**Task directions**
Please write the listing below out again exactly, leaving every picture behind.

**Material supplied**
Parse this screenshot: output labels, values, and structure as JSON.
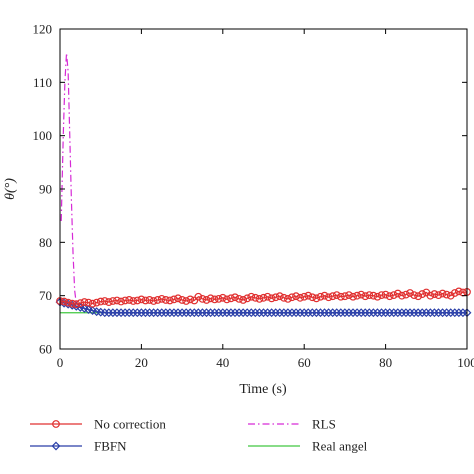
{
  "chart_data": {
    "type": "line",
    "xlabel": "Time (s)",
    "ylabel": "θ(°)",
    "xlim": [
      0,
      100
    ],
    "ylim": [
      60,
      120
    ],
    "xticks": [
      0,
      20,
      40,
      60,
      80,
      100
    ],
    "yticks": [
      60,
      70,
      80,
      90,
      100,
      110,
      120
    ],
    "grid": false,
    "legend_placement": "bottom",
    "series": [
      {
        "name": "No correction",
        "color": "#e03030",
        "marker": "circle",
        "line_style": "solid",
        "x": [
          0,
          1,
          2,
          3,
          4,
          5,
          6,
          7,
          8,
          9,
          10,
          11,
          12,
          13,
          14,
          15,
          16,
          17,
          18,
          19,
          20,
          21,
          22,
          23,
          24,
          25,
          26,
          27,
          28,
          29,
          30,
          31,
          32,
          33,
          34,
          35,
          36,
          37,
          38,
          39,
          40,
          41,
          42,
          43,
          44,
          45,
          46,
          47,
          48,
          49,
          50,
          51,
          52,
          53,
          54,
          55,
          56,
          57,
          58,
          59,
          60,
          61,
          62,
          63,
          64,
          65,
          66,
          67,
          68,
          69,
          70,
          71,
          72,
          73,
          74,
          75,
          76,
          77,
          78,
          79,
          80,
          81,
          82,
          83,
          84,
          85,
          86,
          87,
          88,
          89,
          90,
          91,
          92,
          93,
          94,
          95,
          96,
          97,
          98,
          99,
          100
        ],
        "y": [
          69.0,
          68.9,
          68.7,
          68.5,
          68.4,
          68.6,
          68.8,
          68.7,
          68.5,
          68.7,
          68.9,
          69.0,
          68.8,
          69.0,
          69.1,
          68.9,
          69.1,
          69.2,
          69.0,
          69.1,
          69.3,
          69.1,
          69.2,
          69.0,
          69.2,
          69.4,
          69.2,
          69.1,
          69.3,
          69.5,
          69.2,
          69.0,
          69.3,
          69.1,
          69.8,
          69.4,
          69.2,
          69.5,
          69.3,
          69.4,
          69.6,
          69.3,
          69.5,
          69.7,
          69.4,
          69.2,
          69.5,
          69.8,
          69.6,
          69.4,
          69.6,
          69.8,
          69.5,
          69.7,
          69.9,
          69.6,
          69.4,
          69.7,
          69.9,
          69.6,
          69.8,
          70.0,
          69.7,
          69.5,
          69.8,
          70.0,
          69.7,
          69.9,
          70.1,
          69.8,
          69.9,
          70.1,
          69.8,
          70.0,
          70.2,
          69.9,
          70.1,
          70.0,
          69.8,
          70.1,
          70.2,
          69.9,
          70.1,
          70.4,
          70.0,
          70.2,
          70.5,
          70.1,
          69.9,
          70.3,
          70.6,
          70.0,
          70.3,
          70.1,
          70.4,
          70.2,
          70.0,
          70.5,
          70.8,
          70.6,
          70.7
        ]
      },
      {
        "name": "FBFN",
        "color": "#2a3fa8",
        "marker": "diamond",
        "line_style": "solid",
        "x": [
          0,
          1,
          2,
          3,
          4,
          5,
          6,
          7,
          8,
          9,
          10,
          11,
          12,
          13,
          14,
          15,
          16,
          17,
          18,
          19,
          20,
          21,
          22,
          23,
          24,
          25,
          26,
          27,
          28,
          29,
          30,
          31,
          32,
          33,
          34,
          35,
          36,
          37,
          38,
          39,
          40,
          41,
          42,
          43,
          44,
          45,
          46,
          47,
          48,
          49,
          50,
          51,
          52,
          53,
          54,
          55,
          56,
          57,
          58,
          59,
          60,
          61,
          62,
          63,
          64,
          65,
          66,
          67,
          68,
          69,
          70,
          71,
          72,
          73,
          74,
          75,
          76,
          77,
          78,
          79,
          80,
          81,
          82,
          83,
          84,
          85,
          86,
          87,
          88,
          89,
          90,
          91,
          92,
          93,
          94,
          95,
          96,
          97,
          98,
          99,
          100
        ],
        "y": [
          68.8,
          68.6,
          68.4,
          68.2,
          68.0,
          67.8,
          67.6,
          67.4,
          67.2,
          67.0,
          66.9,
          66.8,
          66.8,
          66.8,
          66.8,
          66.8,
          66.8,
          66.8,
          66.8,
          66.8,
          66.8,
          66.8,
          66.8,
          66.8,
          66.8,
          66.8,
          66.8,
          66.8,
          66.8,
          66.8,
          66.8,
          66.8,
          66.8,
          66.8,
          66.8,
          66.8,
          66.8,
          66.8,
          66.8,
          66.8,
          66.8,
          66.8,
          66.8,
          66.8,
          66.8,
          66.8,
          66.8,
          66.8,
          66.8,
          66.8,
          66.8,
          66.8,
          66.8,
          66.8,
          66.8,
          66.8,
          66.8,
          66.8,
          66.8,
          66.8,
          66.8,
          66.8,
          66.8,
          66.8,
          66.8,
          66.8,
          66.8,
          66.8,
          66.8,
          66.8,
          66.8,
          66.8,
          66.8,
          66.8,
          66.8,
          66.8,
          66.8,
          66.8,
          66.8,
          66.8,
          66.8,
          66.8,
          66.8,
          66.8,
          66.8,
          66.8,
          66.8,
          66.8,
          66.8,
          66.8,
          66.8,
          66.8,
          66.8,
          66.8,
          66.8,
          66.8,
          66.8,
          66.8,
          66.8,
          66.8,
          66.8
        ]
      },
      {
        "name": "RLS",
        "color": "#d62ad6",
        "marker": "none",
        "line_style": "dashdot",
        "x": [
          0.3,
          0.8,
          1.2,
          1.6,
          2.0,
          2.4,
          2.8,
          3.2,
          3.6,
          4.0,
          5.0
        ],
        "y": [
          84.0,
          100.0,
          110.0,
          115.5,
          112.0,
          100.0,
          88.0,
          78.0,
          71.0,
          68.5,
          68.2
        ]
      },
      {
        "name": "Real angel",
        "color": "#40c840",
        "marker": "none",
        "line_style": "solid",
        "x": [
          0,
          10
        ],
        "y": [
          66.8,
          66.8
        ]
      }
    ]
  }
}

**Problem solution**
Parse this screenshot: output labels, values, and structure as JSON.
{
  "chart_data": {
    "type": "line",
    "xlabel": "Time (s)",
    "ylabel": "θ(°)",
    "xlim": [
      0,
      100
    ],
    "ylim": [
      60,
      120
    ],
    "xticks": [
      0,
      20,
      40,
      60,
      80,
      100
    ],
    "yticks": [
      60,
      70,
      80,
      90,
      100,
      110,
      120
    ],
    "grid": false,
    "legend_placement": "bottom",
    "series": [
      {
        "name": "No correction",
        "color": "#e03030",
        "marker": "circle",
        "line_style": "solid",
        "x": [
          0,
          1,
          2,
          3,
          4,
          5,
          6,
          7,
          8,
          9,
          10,
          11,
          12,
          13,
          14,
          15,
          16,
          17,
          18,
          19,
          20,
          21,
          22,
          23,
          24,
          25,
          26,
          27,
          28,
          29,
          30,
          31,
          32,
          33,
          34,
          35,
          36,
          37,
          38,
          39,
          40,
          41,
          42,
          43,
          44,
          45,
          46,
          47,
          48,
          49,
          50,
          51,
          52,
          53,
          54,
          55,
          56,
          57,
          58,
          59,
          60,
          61,
          62,
          63,
          64,
          65,
          66,
          67,
          68,
          69,
          70,
          71,
          72,
          73,
          74,
          75,
          76,
          77,
          78,
          79,
          80,
          81,
          82,
          83,
          84,
          85,
          86,
          87,
          88,
          89,
          90,
          91,
          92,
          93,
          94,
          95,
          96,
          97,
          98,
          99,
          100
        ],
        "y": [
          69.0,
          68.9,
          68.7,
          68.5,
          68.4,
          68.6,
          68.8,
          68.7,
          68.5,
          68.7,
          68.9,
          69.0,
          68.8,
          69.0,
          69.1,
          68.9,
          69.1,
          69.2,
          69.0,
          69.1,
          69.3,
          69.1,
          69.2,
          69.0,
          69.2,
          69.4,
          69.2,
          69.1,
          69.3,
          69.5,
          69.2,
          69.0,
          69.3,
          69.1,
          69.8,
          69.4,
          69.2,
          69.5,
          69.3,
          69.4,
          69.6,
          69.3,
          69.5,
          69.7,
          69.4,
          69.2,
          69.5,
          69.8,
          69.6,
          69.4,
          69.6,
          69.8,
          69.5,
          69.7,
          69.9,
          69.6,
          69.4,
          69.7,
          69.9,
          69.6,
          69.8,
          70.0,
          69.7,
          69.5,
          69.8,
          70.0,
          69.7,
          69.9,
          70.1,
          69.8,
          69.9,
          70.1,
          69.8,
          70.0,
          70.2,
          69.9,
          70.1,
          70.0,
          69.8,
          70.1,
          70.2,
          69.9,
          70.1,
          70.4,
          70.0,
          70.2,
          70.5,
          70.1,
          69.9,
          70.3,
          70.6,
          70.0,
          70.3,
          70.1,
          70.4,
          70.2,
          70.0,
          70.5,
          70.8,
          70.6,
          70.7
        ]
      },
      {
        "name": "FBFN",
        "color": "#2a3fa8",
        "marker": "diamond",
        "line_style": "solid",
        "x": [
          0,
          1,
          2,
          3,
          4,
          5,
          6,
          7,
          8,
          9,
          10,
          11,
          12,
          13,
          14,
          15,
          16,
          17,
          18,
          19,
          20,
          21,
          22,
          23,
          24,
          25,
          26,
          27,
          28,
          29,
          30,
          31,
          32,
          33,
          34,
          35,
          36,
          37,
          38,
          39,
          40,
          41,
          42,
          43,
          44,
          45,
          46,
          47,
          48,
          49,
          50,
          51,
          52,
          53,
          54,
          55,
          56,
          57,
          58,
          59,
          60,
          61,
          62,
          63,
          64,
          65,
          66,
          67,
          68,
          69,
          70,
          71,
          72,
          73,
          74,
          75,
          76,
          77,
          78,
          79,
          80,
          81,
          82,
          83,
          84,
          85,
          86,
          87,
          88,
          89,
          90,
          91,
          92,
          93,
          94,
          95,
          96,
          97,
          98,
          99,
          100
        ],
        "y": [
          68.8,
          68.6,
          68.4,
          68.2,
          68.0,
          67.8,
          67.6,
          67.4,
          67.2,
          67.0,
          66.9,
          66.8,
          66.8,
          66.8,
          66.8,
          66.8,
          66.8,
          66.8,
          66.8,
          66.8,
          66.8,
          66.8,
          66.8,
          66.8,
          66.8,
          66.8,
          66.8,
          66.8,
          66.8,
          66.8,
          66.8,
          66.8,
          66.8,
          66.8,
          66.8,
          66.8,
          66.8,
          66.8,
          66.8,
          66.8,
          66.8,
          66.8,
          66.8,
          66.8,
          66.8,
          66.8,
          66.8,
          66.8,
          66.8,
          66.8,
          66.8,
          66.8,
          66.8,
          66.8,
          66.8,
          66.8,
          66.8,
          66.8,
          66.8,
          66.8,
          66.8,
          66.8,
          66.8,
          66.8,
          66.8,
          66.8,
          66.8,
          66.8,
          66.8,
          66.8,
          66.8,
          66.8,
          66.8,
          66.8,
          66.8,
          66.8,
          66.8,
          66.8,
          66.8,
          66.8,
          66.8,
          66.8,
          66.8,
          66.8,
          66.8,
          66.8,
          66.8,
          66.8,
          66.8,
          66.8,
          66.8,
          66.8,
          66.8,
          66.8,
          66.8,
          66.8,
          66.8,
          66.8,
          66.8,
          66.8,
          66.8
        ]
      },
      {
        "name": "RLS",
        "color": "#d62ad6",
        "marker": "none",
        "line_style": "dashdot",
        "x": [
          0.3,
          0.8,
          1.2,
          1.6,
          2.0,
          2.4,
          2.8,
          3.2,
          3.6,
          4.0,
          5.0
        ],
        "y": [
          84.0,
          100.0,
          110.0,
          115.5,
          112.0,
          100.0,
          88.0,
          78.0,
          71.0,
          68.5,
          68.2
        ]
      },
      {
        "name": "Real angel",
        "color": "#40c840",
        "marker": "none",
        "line_style": "solid",
        "x": [
          0,
          10
        ],
        "y": [
          66.8,
          66.8
        ]
      }
    ]
  }
}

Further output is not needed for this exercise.